### WORK REQUIRED
Can you rewrite the entries below so that "location" becomes "position" and nothing else changes?

[Extracted data entries]
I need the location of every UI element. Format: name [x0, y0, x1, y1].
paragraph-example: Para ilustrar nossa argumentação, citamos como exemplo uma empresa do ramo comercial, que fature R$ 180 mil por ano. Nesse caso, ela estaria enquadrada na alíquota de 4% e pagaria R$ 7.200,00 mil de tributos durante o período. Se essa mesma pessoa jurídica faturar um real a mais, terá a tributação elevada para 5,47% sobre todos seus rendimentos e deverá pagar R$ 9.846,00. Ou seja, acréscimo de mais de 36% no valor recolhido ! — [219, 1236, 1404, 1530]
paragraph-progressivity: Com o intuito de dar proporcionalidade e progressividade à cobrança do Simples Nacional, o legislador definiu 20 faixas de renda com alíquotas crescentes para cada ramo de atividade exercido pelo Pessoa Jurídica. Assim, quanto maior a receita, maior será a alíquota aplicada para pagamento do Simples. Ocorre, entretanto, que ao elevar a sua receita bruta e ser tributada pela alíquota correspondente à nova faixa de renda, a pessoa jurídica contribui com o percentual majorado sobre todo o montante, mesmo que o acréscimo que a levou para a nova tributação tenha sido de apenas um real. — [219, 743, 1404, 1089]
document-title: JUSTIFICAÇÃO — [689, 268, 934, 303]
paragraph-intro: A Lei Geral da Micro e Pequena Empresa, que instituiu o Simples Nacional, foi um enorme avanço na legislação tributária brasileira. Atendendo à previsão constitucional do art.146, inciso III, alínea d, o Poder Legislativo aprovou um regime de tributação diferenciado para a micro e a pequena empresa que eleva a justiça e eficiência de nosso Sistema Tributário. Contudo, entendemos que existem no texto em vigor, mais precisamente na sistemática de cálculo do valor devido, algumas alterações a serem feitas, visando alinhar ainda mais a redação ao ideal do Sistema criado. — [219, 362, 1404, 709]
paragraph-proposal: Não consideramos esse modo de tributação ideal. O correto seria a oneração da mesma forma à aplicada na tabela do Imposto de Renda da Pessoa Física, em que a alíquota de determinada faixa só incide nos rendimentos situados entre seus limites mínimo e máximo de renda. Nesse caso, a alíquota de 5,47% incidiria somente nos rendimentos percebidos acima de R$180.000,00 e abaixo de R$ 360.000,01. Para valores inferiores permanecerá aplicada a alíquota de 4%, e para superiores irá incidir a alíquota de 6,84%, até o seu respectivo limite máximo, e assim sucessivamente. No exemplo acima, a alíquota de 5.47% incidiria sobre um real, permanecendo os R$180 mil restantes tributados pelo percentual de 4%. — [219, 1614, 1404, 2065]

### THE OUTPUT
I need the position of every UI element. Format: name [x0, y0, x1, y1].
paragraph-example: Para ilustrar nossa argumentação, citamos como exemplo uma empresa do ramo comercial, que fature R$ 180 mil por ano. Nesse caso, ela estaria enquadrada na alíquota de 4% e pagaria R$ 7.200,00 mil de tributos durante o período. Se essa mesma pessoa jurídica faturar um real a mais, terá a tributação elevada para 5,47% sobre todos seus rendimentos e deverá pagar R$ 9.846,00. Ou seja, acréscimo de mais de 36% no valor recolhido ! — [219, 1236, 1404, 1530]
paragraph-progressivity: Com o intuito de dar proporcionalidade e progressividade à cobrança do Simples Nacional, o legislador definiu 20 faixas de renda com alíquotas crescentes para cada ramo de atividade exercido pelo Pessoa Jurídica. Assim, quanto maior a receita, maior será a alíquota aplicada para pagamento do Simples. Ocorre, entretanto, que ao elevar a sua receita bruta e ser tributada pela alíquota correspondente à nova faixa de renda, a pessoa jurídica contribui com o percentual majorado sobre todo o montante, mesmo que o acréscimo que a levou para a nova tributação tenha sido de apenas um real. — [219, 743, 1404, 1089]
document-title: JUSTIFICAÇÃO — [689, 268, 934, 303]
paragraph-intro: A Lei Geral da Micro e Pequena Empresa, que instituiu o Simples Nacional, foi um enorme avanço na legislação tributária brasileira. Atendendo à previsão constitucional do art.146, inciso III, alínea d, o Poder Legislativo aprovou um regime de tributação diferenciado para a micro e a pequena empresa que eleva a justiça e eficiência de nosso Sistema Tributário. Contudo, entendemos que existem no texto em vigor, mais precisamente na sistemática de cálculo do valor devido, algumas alterações a serem feitas, visando alinhar ainda mais a redação ao ideal do Sistema criado. — [219, 362, 1404, 709]
paragraph-proposal: Não consideramos esse modo de tributação ideal. O correto seria a oneração da mesma forma à aplicada na tabela do Imposto de Renda da Pessoa Física, em que a alíquota de determinada faixa só incide nos rendimentos situados entre seus limites mínimo e máximo de renda. Nesse caso, a alíquota de 5,47% incidiria somente nos rendimentos percebidos acima de R$180.000,00 e abaixo de R$ 360.000,01. Para valores inferiores permanecerá aplicada a alíquota de 4%, e para superiores irá incidir a alíquota de 6,84%, até o seu respectivo limite máximo, e assim sucessivamente. No exemplo acima, a alíquota de 5.47% incidiria sobre um real, permanecendo os R$180 mil restantes tributados pelo percentual de 4%. — [219, 1614, 1404, 2065]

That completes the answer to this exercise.